# [EXERCISE]
Render the following material again verbatim, leaving nothing out.

# [RECORDS FOR THE TASK]

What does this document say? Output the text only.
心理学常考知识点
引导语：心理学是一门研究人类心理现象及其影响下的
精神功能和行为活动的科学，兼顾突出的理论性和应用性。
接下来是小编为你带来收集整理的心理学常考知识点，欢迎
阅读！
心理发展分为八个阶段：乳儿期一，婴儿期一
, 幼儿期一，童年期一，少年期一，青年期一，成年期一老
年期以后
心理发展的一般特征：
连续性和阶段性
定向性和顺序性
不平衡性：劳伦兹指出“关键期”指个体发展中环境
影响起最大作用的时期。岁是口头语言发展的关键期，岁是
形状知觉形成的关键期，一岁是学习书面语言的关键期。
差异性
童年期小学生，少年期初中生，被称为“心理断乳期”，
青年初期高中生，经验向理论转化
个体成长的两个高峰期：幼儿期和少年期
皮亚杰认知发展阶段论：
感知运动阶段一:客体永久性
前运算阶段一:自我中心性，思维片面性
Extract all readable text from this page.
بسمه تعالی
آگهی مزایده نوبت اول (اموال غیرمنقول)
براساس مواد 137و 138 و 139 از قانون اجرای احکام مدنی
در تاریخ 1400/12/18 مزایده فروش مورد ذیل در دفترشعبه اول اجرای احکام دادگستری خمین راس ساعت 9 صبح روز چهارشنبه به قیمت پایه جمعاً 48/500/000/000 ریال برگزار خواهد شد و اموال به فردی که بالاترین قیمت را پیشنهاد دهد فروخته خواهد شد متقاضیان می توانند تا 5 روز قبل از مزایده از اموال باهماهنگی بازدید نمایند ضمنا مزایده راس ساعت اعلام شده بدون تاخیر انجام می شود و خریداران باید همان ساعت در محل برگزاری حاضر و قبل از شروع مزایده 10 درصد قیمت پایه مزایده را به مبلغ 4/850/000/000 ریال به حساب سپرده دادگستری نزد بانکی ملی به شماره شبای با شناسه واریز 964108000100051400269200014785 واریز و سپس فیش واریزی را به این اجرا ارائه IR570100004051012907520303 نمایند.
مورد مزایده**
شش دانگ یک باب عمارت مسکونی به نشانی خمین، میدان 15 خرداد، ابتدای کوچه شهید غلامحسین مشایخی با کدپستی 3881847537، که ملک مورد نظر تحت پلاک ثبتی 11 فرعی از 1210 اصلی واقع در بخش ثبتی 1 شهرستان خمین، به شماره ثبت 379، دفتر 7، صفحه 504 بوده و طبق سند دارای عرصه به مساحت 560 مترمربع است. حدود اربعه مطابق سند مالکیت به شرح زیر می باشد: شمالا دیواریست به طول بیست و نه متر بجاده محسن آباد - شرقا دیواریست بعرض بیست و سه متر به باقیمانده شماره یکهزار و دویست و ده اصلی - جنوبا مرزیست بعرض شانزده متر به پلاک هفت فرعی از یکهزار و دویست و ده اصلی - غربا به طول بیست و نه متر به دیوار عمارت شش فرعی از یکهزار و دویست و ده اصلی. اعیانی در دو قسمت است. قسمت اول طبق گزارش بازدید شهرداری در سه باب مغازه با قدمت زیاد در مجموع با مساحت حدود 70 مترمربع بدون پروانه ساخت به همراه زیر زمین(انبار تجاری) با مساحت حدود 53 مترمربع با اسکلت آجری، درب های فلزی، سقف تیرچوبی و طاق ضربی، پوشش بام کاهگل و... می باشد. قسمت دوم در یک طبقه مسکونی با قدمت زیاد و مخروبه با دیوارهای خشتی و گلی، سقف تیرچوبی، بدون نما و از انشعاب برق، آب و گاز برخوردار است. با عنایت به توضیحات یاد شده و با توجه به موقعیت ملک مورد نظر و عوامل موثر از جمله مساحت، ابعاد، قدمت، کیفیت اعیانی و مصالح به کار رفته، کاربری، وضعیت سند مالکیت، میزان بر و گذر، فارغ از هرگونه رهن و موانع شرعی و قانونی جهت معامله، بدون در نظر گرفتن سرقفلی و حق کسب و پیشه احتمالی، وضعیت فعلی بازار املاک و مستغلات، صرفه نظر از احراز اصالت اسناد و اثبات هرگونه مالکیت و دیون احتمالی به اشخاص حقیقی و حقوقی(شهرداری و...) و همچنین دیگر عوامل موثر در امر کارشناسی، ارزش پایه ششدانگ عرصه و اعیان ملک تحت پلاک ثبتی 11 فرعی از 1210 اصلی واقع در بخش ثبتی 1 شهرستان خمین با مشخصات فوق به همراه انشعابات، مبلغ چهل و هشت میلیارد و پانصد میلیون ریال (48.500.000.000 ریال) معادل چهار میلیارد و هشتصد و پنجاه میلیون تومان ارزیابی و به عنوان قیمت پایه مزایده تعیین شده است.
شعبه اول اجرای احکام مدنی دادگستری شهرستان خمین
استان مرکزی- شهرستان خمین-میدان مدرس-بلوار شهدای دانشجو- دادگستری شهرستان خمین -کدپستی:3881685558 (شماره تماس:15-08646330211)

# [ANSWER]
What does this document say? Output the text only.
心理学常考知识点
引导语：心理学是一门研究人类心理现象及其影响下的
精神功能和行为活动的科学，兼顾突出的理论性和应用性。
接下来是小编为你带来收集整理的心理学常考知识点，欢迎
阅读！
心理发展分为八个阶段：乳儿期一，婴儿期一
, 幼儿期一，童年期一，少年期一，青年期一，成年期一老
年期以后
心理发展的一般特征：
连续性和阶段性
定向性和顺序性
不平衡性：劳伦兹指出“关键期”指个体发展中环境
影响起最大作用的时期。岁是口头语言发展的关键期，岁是
形状知觉形成的关键期，一岁是学习书面语言的关键期。
差异性
童年期小学生，少年期初中生，被称为“心理断乳期”，
青年初期高中生，经验向理论转化
个体成长的两个高峰期：幼儿期和少年期
皮亚杰认知发展阶段论：
感知运动阶段一:客体永久性
前运算阶段一:自我中心性，思维片面性
Extract all readable text from this page.
بسمه تعالی
آگهی مزایده نوبت اول (اموال غیرمنقول)
براساس مواد 137و 138 و 139 از قانون اجرای احکام مدنی
در تاریخ 1400/12/18 مزایده فروش مورد ذیل در دفترشعبه اول اجرای احکام دادگستری خمین راس ساعت 9 صبح روز چهارشنبه به قیمت پایه جمعاً 48/500/000/000 ریال برگزار خواهد شد و اموال به فردی که بالاترین قیمت را پیشنهاد دهد فروخته خواهد شد متقاضیان می توانند تا 5 روز قبل از مزایده از اموال باهماهنگی بازدید نمایند ضمنا مزایده راس ساعت اعلام شده بدون تاخیر انجام می شود و خریداران باید همان ساعت در محل برگزاری حاضر و قبل از شروع مزایده 10 درصد قیمت پایه مزایده را به مبلغ 4/850/000/000 ریال به حساب سپرده دادگستری نزد بانکی ملی به شماره شبای با شناسه واریز 964108000100051400269200014785 واریز و سپس فیش واریزی را به این اجرا ارائه IR570100004051012907520303 نمایند.
مورد مزایده**
شش دانگ یک باب عمارت مسکونی به نشانی خمین، میدان 15 خرداد، ابتدای کوچه شهید غلامحسین مشایخی با کدپستی 3881847537، که ملک مورد نظر تحت پلاک ثبتی 11 فرعی از 1210 اصلی واقع در بخش ثبتی 1 شهرستان خمین، به شماره ثبت 379، دفتر 7، صفحه 504 بوده و طبق سند دارای عرصه به مساحت 560 مترمربع است. حدود اربعه مطابق سند مالکیت به شرح زیر می باشد: شمالا دیواریست به طول بیست و نه متر بجاده محسن آباد - شرقا دیواریست بعرض بیست و سه متر به باقیمانده شماره یکهزار و دویست و ده اصلی - جنوبا مرزیست بعرض شانزده متر به پلاک هفت فرعی از یکهزار و دویست و ده اصلی - غربا به طول بیست و نه متر به دیوار عمارت شش فرعی از یکهزار و دویست و ده اصلی. اعیانی در دو قسمت است. قسمت اول طبق گزارش بازدید شهرداری در سه باب مغازه با قدمت زیاد در مجموع با مساحت حدود 70 مترمربع بدون پروانه ساخت به همراه زیر زمین(انبار تجاری) با مساحت حدود 53 مترمربع با اسکلت آجری، درب های فلزی، سقف تیرچوبی و طاق ضربی، پوشش بام کاهگل و... می باشد. قسمت دوم در یک طبقه مسکونی با قدمت زیاد و مخروبه با دیوارهای خشتی و گلی، سقف تیرچوبی، بدون نما و از انشعاب برق، آب و گاز برخوردار است. با عنایت به توضیحات یاد شده و با توجه به موقعیت ملک مورد نظر و عوامل موثر از جمله مساحت، ابعاد، قدمت، کیفیت اعیانی و مصالح به کار رفته، کاربری، وضعیت سند مالکیت، میزان بر و گذر، فارغ از هرگونه رهن و موانع شرعی و قانونی جهت معامله، بدون در نظر گرفتن سرقفلی و حق کسب و پیشه احتمالی، وضعیت فعلی بازار املاک و مستغلات، صرفه نظر از احراز اصالت اسناد و اثبات هرگونه مالکیت و دیون احتمالی به اشخاص حقیقی و حقوقی(شهرداری و...) و همچنین دیگر عوامل موثر در امر کارشناسی، ارزش پایه ششدانگ عرصه و اعیان ملک تحت پلاک ثبتی 11 فرعی از 1210 اصلی واقع در بخش ثبتی 1 شهرستان خمین با مشخصات فوق به همراه انشعابات، مبلغ چهل و هشت میلیارد و پانصد میلیون ریال (48.500.000.000 ریال) معادل چهار میلیارد و هشتصد و پنجاه میلیون تومان ارزیابی و به عنوان قیمت پایه مزایده تعیین شده است.
شعبه اول اجرای احکام مدنی دادگستری شهرستان خمین
استان مرکزی- شهرستان خمین-میدان مدرس-بلوار شهدای دانشجو- دادگستری شهرستان خمین -کدپستی:3881685558 (شماره تماس:15-08646330211)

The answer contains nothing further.